Data records:

--------------------------------

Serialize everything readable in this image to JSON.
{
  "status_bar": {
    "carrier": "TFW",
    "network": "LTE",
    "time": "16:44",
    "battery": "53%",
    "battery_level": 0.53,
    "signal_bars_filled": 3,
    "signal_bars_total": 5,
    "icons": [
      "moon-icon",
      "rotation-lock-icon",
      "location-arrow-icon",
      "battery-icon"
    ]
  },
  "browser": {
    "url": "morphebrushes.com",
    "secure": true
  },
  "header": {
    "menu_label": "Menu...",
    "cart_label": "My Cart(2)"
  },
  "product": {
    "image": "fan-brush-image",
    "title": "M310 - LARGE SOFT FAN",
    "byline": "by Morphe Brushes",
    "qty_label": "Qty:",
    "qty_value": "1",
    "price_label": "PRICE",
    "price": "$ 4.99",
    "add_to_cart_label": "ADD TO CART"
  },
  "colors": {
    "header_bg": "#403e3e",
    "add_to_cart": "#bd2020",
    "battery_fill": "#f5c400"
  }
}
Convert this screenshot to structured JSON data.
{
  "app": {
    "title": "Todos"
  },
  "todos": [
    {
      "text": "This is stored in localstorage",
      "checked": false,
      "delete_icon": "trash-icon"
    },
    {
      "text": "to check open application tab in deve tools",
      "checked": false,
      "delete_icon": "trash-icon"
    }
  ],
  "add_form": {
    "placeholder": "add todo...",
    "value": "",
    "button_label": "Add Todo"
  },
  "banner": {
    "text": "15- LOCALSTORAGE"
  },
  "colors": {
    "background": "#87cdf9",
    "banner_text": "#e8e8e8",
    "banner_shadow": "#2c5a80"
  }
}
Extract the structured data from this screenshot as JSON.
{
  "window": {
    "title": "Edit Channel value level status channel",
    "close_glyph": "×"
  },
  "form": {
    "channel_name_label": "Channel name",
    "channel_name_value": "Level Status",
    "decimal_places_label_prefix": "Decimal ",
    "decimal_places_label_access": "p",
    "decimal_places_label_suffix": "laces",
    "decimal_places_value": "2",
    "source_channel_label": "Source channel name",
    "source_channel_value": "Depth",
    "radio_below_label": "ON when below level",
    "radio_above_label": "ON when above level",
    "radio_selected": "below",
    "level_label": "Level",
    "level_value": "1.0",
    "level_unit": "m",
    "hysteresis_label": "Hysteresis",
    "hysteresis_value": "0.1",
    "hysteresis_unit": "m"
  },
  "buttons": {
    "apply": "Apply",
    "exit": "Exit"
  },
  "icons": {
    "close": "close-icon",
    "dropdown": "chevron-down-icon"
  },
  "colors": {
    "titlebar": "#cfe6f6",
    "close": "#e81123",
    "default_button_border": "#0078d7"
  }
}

--------------------------------

**The exercise:**
Write out every entry word for word.

**Response for this exercise:**
Serialize everything readable in this image to JSON.
{
  "status_bar": {
    "carrier": "TFW",
    "network": "LTE",
    "time": "16:44",
    "battery": "53%",
    "battery_level": 0.53,
    "signal_bars_filled": 3,
    "signal_bars_total": 5,
    "icons": [
      "moon-icon",
      "rotation-lock-icon",
      "location-arrow-icon",
      "battery-icon"
    ]
  },
  "browser": {
    "url": "morphebrushes.com",
    "secure": true
  },
  "header": {
    "menu_label": "Menu...",
    "cart_label": "My Cart(2)"
  },
  "product": {
    "image": "fan-brush-image",
    "title": "M310 - LARGE SOFT FAN",
    "byline": "by Morphe Brushes",
    "qty_label": "Qty:",
    "qty_value": "1",
    "price_label": "PRICE",
    "price": "$ 4.99",
    "add_to_cart_label": "ADD TO CART"
  },
  "colors": {
    "header_bg": "#403e3e",
    "add_to_cart": "#bd2020",
    "battery_fill": "#f5c400"
  }
}
Convert this screenshot to structured JSON data.
{
  "app": {
    "title": "Todos"
  },
  "todos": [
    {
      "text": "This is stored in localstorage",
      "checked": false,
      "delete_icon": "trash-icon"
    },
    {
      "text": "to check open application tab in deve tools",
      "checked": false,
      "delete_icon": "trash-icon"
    }
  ],
  "add_form": {
    "placeholder": "add todo...",
    "value": "",
    "button_label": "Add Todo"
  },
  "banner": {
    "text": "15- LOCALSTORAGE"
  },
  "colors": {
    "background": "#87cdf9",
    "banner_text": "#e8e8e8",
    "banner_shadow": "#2c5a80"
  }
}
Extract the structured data from this screenshot as JSON.
{
  "window": {
    "title": "Edit Channel value level status channel",
    "close_glyph": "×"
  },
  "form": {
    "channel_name_label": "Channel name",
    "channel_name_value": "Level Status",
    "decimal_places_label_prefix": "Decimal ",
    "decimal_places_label_access": "p",
    "decimal_places_label_suffix": "laces",
    "decimal_places_value": "2",
    "source_channel_label": "Source channel name",
    "source_channel_value": "Depth",
    "radio_below_label": "ON when below level",
    "radio_above_label": "ON when above level",
    "radio_selected": "below",
    "level_label": "Level",
    "level_value": "1.0",
    "level_unit": "m",
    "hysteresis_label": "Hysteresis",
    "hysteresis_value": "0.1",
    "hysteresis_unit": "m"
  },
  "buttons": {
    "apply": "Apply",
    "exit": "Exit"
  },
  "icons": {
    "close": "close-icon",
    "dropdown": "chevron-down-icon"
  },
  "colors": {
    "titlebar": "#cfe6f6",
    "close": "#e81123",
    "default_button_border": "#0078d7"
  }
}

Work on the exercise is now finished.